Description of the task
Copy out the lines that include the word "screenshot".

┌─ Input rows

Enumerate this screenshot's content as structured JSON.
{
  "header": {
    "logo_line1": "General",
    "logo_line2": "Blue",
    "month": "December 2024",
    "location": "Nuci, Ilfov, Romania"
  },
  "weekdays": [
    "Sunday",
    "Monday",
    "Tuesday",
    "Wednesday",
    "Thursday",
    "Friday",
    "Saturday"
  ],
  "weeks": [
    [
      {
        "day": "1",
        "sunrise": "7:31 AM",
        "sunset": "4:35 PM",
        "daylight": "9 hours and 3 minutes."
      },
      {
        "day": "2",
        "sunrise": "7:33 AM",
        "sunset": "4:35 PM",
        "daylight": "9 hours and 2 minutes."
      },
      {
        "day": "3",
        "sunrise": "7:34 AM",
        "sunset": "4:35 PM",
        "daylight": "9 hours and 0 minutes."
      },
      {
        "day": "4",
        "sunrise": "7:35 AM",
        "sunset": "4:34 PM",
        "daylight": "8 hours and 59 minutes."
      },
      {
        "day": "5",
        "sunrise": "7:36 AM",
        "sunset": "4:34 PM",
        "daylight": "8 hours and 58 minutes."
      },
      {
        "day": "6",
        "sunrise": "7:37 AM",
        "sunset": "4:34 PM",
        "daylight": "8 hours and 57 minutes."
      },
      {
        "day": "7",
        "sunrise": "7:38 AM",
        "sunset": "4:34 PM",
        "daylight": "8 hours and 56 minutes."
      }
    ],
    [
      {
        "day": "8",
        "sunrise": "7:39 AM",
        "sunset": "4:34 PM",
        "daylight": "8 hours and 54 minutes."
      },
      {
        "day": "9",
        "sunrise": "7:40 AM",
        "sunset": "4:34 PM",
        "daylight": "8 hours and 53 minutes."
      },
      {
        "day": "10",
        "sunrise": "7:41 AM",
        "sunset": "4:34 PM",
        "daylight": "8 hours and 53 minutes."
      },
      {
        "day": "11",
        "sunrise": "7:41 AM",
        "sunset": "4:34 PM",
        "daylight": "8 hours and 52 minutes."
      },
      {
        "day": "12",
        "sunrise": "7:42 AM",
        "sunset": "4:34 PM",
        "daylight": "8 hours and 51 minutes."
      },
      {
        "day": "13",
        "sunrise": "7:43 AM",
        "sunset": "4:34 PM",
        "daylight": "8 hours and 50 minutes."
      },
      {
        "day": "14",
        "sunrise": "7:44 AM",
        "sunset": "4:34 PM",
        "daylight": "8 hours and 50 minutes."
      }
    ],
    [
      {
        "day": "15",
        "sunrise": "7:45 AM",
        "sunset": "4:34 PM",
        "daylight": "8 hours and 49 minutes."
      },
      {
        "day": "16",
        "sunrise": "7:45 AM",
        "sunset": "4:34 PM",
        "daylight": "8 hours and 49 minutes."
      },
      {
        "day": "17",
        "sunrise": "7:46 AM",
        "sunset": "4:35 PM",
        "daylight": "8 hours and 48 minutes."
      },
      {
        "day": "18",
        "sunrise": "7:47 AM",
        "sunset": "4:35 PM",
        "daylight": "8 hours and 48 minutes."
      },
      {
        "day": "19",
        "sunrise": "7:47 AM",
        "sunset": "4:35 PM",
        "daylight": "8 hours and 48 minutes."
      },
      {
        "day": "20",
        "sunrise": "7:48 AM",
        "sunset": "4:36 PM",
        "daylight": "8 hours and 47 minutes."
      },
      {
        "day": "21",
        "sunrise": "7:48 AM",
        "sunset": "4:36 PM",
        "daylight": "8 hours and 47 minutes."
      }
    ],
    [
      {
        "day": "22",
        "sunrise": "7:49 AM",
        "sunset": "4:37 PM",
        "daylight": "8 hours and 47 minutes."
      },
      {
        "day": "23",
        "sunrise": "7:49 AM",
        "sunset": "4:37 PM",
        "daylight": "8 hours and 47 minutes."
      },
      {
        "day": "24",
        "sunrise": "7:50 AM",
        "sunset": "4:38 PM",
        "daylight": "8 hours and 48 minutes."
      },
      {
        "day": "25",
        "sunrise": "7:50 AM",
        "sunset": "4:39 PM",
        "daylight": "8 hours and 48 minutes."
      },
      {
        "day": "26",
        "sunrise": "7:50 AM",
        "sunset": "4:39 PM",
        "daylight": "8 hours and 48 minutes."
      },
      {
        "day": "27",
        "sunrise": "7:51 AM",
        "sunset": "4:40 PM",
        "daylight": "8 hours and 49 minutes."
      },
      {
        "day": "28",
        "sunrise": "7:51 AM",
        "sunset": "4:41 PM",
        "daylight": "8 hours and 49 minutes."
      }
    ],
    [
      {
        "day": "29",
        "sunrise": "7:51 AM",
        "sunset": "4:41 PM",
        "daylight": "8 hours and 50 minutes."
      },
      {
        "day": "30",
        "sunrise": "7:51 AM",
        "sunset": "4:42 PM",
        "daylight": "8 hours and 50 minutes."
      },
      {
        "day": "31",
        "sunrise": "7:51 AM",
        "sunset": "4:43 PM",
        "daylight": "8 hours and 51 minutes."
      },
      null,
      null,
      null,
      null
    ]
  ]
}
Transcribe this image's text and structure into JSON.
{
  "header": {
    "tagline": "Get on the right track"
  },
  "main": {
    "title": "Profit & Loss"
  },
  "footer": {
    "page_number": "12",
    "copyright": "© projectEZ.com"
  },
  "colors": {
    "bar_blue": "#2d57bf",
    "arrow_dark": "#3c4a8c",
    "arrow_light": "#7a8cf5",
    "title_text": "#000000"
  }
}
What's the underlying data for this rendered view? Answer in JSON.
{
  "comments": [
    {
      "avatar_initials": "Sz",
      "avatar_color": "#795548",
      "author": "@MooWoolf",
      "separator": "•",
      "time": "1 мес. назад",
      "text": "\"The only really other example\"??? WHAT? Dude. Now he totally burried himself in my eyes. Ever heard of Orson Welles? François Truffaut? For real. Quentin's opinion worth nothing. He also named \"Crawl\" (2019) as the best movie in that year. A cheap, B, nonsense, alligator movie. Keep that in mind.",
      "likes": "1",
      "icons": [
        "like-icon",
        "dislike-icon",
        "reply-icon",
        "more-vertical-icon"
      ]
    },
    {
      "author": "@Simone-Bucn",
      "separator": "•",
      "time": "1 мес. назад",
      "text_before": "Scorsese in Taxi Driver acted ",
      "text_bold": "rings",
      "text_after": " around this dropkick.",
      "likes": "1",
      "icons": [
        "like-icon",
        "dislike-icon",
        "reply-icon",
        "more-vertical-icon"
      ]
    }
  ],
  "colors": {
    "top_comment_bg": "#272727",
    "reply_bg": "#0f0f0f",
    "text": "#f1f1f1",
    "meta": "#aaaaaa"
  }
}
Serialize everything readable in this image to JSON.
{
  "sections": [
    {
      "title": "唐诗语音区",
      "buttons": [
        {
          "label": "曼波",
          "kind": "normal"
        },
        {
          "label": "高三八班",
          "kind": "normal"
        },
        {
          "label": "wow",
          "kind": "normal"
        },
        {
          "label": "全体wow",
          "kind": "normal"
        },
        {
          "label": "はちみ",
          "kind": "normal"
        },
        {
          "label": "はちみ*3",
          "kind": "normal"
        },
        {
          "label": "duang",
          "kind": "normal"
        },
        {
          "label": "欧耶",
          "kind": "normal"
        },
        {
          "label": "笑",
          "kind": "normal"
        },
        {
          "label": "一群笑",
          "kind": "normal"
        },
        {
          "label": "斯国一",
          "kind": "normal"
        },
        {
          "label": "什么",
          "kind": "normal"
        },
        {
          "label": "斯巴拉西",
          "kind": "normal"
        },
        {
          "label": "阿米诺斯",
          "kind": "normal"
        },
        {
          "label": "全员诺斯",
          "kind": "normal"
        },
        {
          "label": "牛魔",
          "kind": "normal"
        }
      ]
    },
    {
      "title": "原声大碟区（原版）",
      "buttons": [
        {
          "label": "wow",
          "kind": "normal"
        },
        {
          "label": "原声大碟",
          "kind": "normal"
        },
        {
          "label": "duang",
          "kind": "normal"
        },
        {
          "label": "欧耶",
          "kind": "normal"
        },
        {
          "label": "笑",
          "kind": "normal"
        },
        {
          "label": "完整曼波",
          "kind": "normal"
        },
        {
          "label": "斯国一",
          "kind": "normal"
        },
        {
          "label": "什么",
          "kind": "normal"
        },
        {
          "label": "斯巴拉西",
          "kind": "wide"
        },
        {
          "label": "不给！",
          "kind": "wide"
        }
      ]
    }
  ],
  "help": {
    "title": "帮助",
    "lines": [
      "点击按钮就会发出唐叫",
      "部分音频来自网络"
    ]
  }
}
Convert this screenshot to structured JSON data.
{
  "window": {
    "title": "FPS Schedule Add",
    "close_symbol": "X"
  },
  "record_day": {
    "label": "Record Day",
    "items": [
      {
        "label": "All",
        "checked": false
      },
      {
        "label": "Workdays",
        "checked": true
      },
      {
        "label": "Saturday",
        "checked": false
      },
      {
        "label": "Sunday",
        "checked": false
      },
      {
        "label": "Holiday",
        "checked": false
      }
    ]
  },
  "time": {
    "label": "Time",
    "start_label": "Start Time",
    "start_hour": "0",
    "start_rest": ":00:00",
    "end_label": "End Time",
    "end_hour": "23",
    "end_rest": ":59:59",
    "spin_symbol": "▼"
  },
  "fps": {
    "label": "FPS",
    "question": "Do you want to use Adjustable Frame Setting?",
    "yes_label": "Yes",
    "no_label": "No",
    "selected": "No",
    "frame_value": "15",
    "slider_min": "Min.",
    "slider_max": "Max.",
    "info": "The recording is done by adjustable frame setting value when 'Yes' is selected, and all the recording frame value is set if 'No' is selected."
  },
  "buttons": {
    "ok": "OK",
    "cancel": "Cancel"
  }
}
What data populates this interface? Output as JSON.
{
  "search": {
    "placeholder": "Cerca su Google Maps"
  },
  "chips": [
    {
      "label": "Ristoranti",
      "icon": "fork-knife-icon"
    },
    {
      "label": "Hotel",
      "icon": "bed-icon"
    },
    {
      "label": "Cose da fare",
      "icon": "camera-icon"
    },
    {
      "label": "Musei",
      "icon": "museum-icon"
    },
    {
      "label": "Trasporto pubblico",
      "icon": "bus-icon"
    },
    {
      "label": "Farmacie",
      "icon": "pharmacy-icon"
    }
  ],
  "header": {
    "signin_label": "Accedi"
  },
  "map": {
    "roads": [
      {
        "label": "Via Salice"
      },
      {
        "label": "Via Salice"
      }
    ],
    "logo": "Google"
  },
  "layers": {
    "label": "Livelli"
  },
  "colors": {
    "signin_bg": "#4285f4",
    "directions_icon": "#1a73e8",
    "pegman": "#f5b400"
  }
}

└─

Written solution
Enumerate this screenshot's content as structured JSON.
Convert this screenshot to structured JSON data.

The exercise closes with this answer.